§ **Set exercise**
From the records below, copy every line that contains the word "people".

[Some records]
-- Start --
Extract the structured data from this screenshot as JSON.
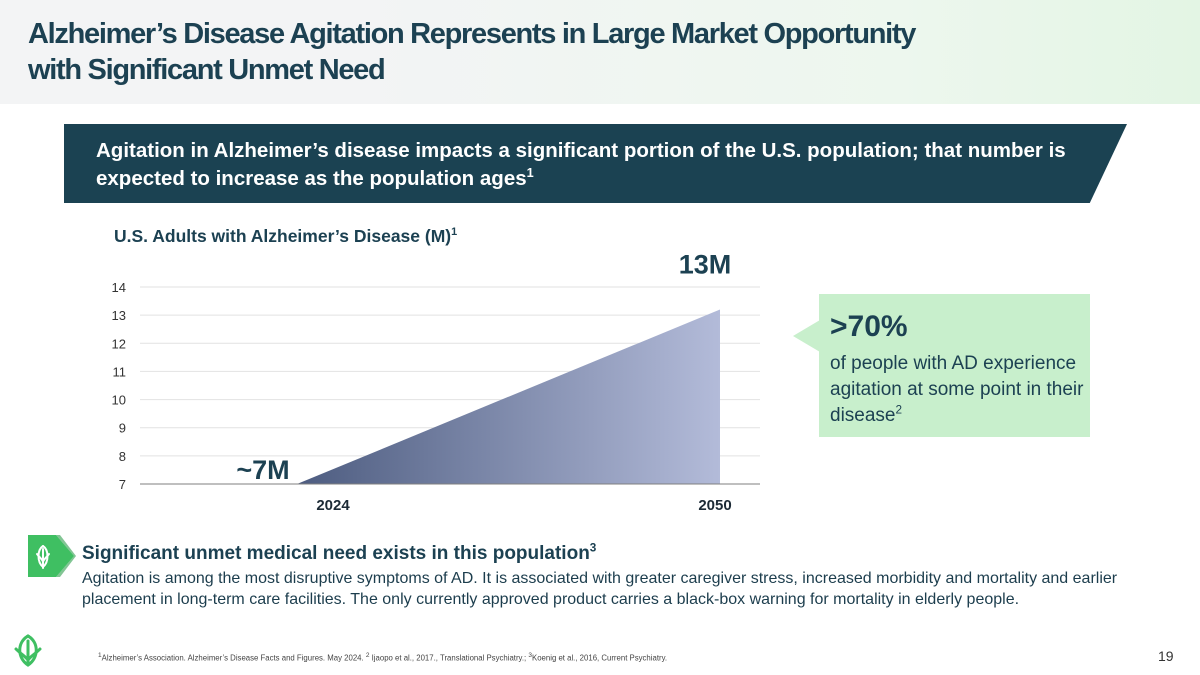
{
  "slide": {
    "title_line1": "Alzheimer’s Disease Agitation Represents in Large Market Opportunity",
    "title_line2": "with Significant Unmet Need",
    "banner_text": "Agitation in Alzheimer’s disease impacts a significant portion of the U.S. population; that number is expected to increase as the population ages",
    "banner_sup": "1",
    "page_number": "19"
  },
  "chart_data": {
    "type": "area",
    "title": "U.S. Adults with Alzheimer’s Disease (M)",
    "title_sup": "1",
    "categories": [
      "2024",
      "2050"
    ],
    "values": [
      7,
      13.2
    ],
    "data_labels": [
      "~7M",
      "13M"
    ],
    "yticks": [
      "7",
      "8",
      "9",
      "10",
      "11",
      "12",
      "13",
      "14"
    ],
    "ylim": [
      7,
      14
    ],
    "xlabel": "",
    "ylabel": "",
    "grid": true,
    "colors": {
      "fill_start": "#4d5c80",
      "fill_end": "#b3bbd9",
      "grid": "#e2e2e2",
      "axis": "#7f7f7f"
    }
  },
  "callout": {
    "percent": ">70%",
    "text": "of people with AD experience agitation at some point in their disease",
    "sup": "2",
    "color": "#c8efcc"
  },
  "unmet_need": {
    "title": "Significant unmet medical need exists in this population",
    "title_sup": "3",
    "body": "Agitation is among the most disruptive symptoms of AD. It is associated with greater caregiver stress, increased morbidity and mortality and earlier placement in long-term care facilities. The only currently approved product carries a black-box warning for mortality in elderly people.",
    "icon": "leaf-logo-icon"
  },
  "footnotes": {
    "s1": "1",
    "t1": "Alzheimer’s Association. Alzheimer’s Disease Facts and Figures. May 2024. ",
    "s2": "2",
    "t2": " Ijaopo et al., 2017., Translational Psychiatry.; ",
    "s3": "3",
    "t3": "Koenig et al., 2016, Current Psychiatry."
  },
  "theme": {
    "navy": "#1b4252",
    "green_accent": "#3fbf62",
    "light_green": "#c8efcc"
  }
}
-- End --
-- Start --
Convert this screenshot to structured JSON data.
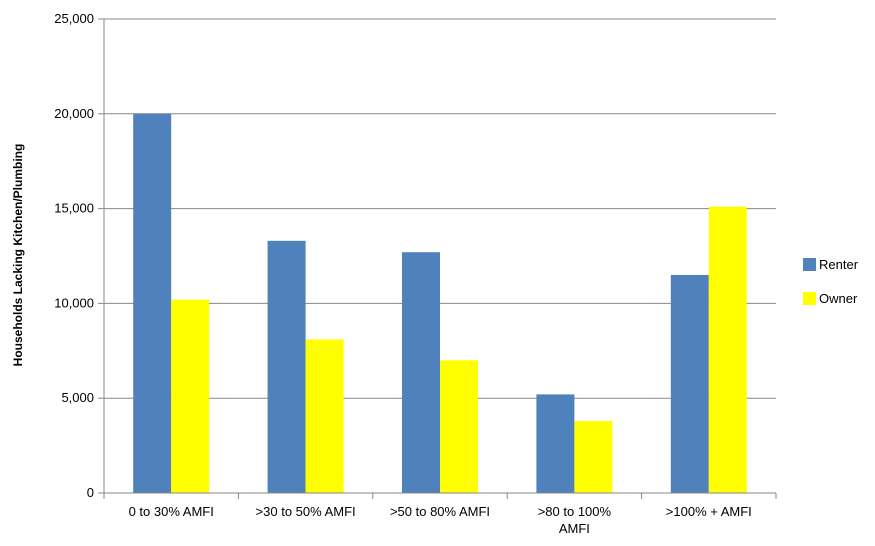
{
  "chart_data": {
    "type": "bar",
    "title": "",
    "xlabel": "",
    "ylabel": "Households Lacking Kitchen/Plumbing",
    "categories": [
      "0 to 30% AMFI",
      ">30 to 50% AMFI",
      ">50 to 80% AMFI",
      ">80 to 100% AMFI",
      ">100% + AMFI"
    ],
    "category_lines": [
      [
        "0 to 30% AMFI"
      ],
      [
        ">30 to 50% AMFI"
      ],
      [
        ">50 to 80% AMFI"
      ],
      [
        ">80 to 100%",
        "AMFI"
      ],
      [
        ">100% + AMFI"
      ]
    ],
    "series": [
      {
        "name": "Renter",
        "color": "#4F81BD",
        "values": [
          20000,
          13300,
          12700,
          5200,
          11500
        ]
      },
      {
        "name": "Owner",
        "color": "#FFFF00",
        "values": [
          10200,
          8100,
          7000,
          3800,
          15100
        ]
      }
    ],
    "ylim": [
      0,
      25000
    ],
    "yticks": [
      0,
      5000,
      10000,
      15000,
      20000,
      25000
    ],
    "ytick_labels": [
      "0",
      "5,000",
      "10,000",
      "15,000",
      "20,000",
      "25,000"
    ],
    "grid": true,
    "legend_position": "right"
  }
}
-- End --
§ **Written answer**
    "text": "of people with AD experience agitation at some point in their disease",
    "body": "Agitation is among the most disruptive symptoms of AD. It is associated with greater caregiver stress, increased morbidity and mortality and earlier placement in long-term care facilities. The only currently approved product carries a black-box warning for mortality in elderly people.",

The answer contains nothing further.